THE EXERCISE
Leave out the pictures and reproduce all of the data exactly.

[Raw records]
§
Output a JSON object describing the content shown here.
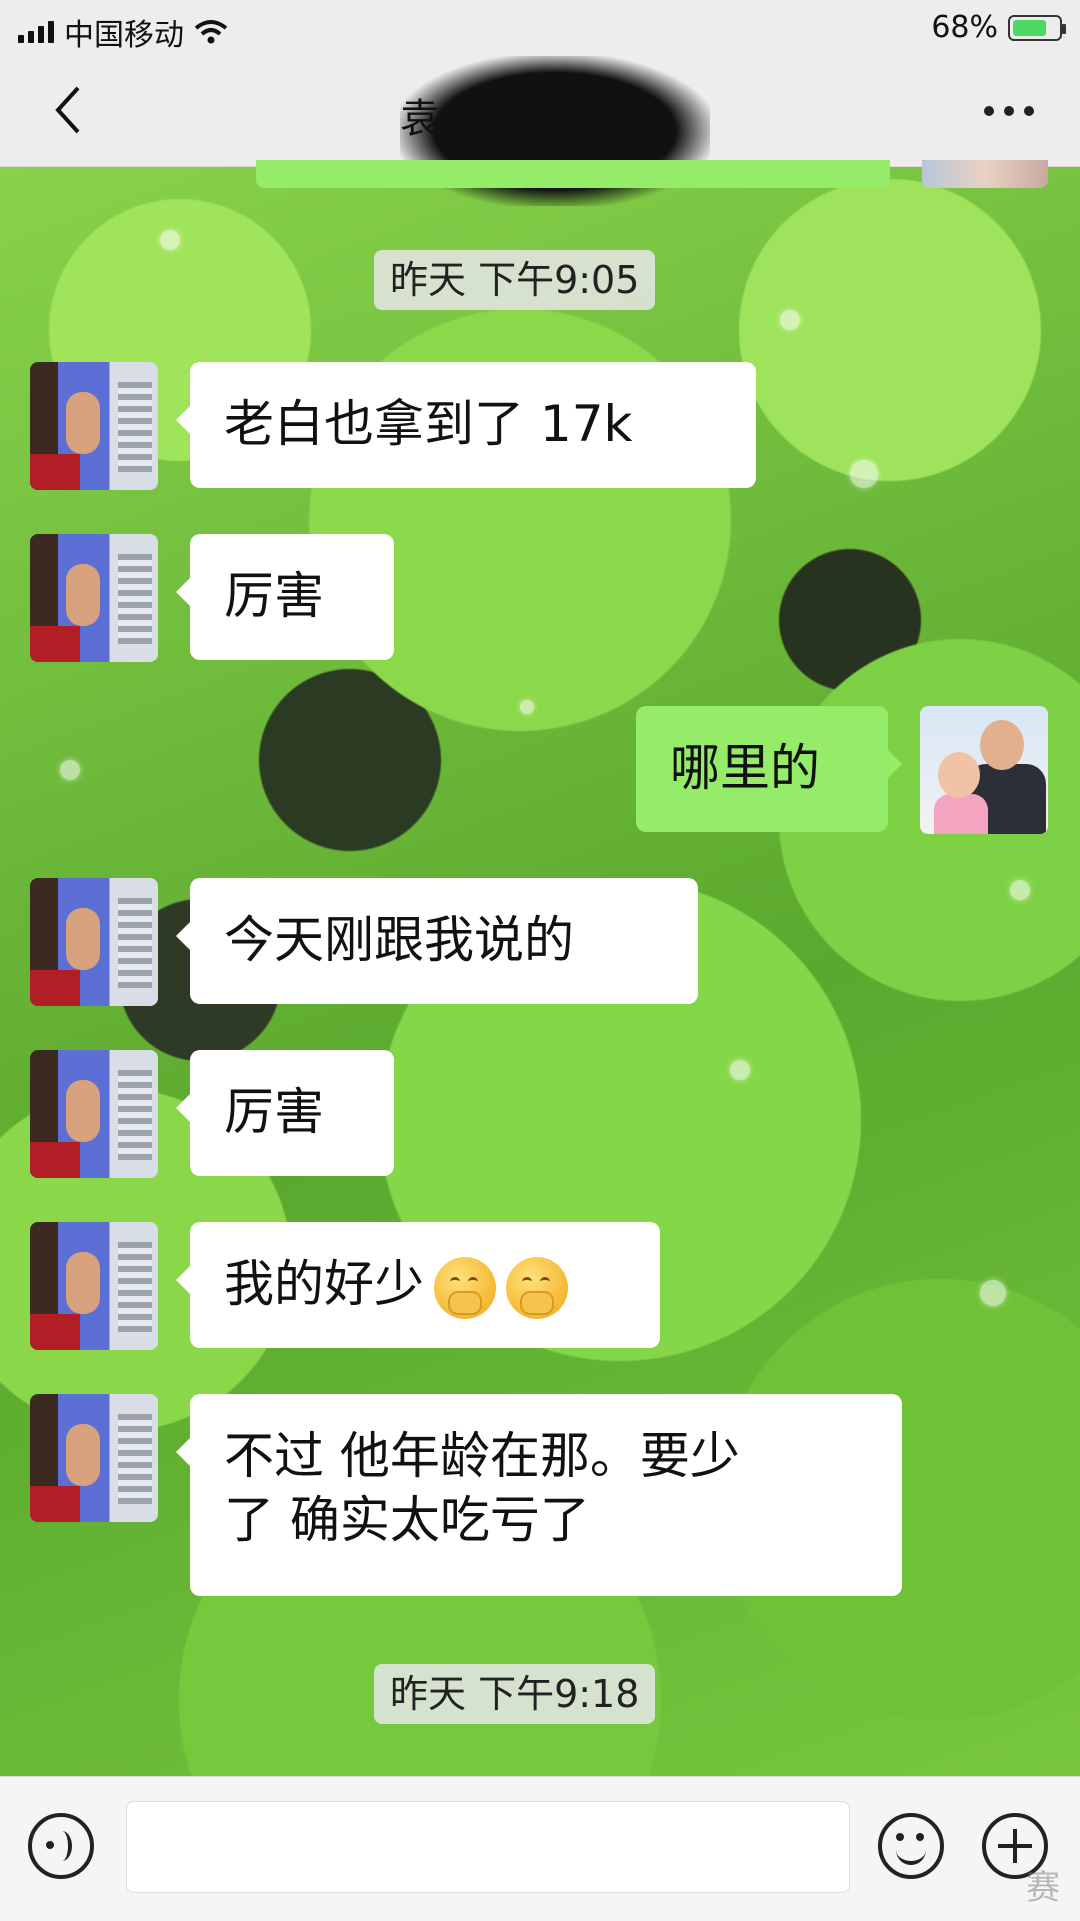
{
  "status_bar": {
    "carrier": "中国移动",
    "battery_percent": "68%",
    "wifi_icon": "wifi-icon",
    "battery_icon": "battery-charging-icon"
  },
  "nav": {
    "title": "袁",
    "back_icon": "chevron-left-icon",
    "more_icon": "more-horizontal-icon"
  },
  "messages": [
    {
      "type": "time",
      "text": "昨天 下午9:05"
    },
    {
      "type": "left",
      "text": "老白也拿到了 17k"
    },
    {
      "type": "left",
      "text": "厉害"
    },
    {
      "type": "right",
      "text": "哪里的"
    },
    {
      "type": "left",
      "text": "今天刚跟我说的"
    },
    {
      "type": "left",
      "text": "厉害"
    },
    {
      "type": "left",
      "text": "我的好少",
      "emojis": [
        "hand-over-mouth-emoji",
        "hand-over-mouth-emoji"
      ]
    },
    {
      "type": "left",
      "text_line1": "不过 他年龄在那。要少",
      "text_line2": "了 确实太吃亏了"
    },
    {
      "type": "time",
      "text": "昨天 下午9:18"
    }
  ],
  "input_bar": {
    "voice_icon": "voice-icon",
    "emoji_icon": "emoji-icon",
    "plus_icon": "plus-icon",
    "value": ""
  },
  "watermark": "赛"
}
§
SOLVED PROBLEM
Output a JSON object describing the content shown here.
{
  "status_bar": {
    "carrier": "中国移动",
    "battery_percent": "68%",
    "wifi_icon": "wifi-icon",
    "battery_icon": "battery-charging-icon"
  },
  "nav": {
    "title": "袁",
    "back_icon": "chevron-left-icon",
    "more_icon": "more-horizontal-icon"
  },
  "messages": [
    {
      "type": "time",
      "text": "昨天 下午9:05"
    },
    {
      "type": "left",
      "text": "老白也拿到了 17k"
    },
    {
      "type": "left",
      "text": "厉害"
    },
    {
      "type": "right",
      "text": "哪里的"
    },
    {
      "type": "left",
      "text": "今天刚跟我说的"
    },
    {
      "type": "left",
      "text": "厉害"
    },
    {
      "type": "left",
      "text": "我的好少",
      "emojis": [
        "hand-over-mouth-emoji",
        "hand-over-mouth-emoji"
      ]
    },
    {
      "type": "left",
      "text_line1": "不过 他年龄在那。要少",
      "text_line2": "了 确实太吃亏了"
    },
    {
      "type": "time",
      "text": "昨天 下午9:18"
    }
  ],
  "input_bar": {
    "voice_icon": "voice-icon",
    "emoji_icon": "emoji-icon",
    "plus_icon": "plus-icon",
    "value": ""
  },
  "watermark": "赛"
}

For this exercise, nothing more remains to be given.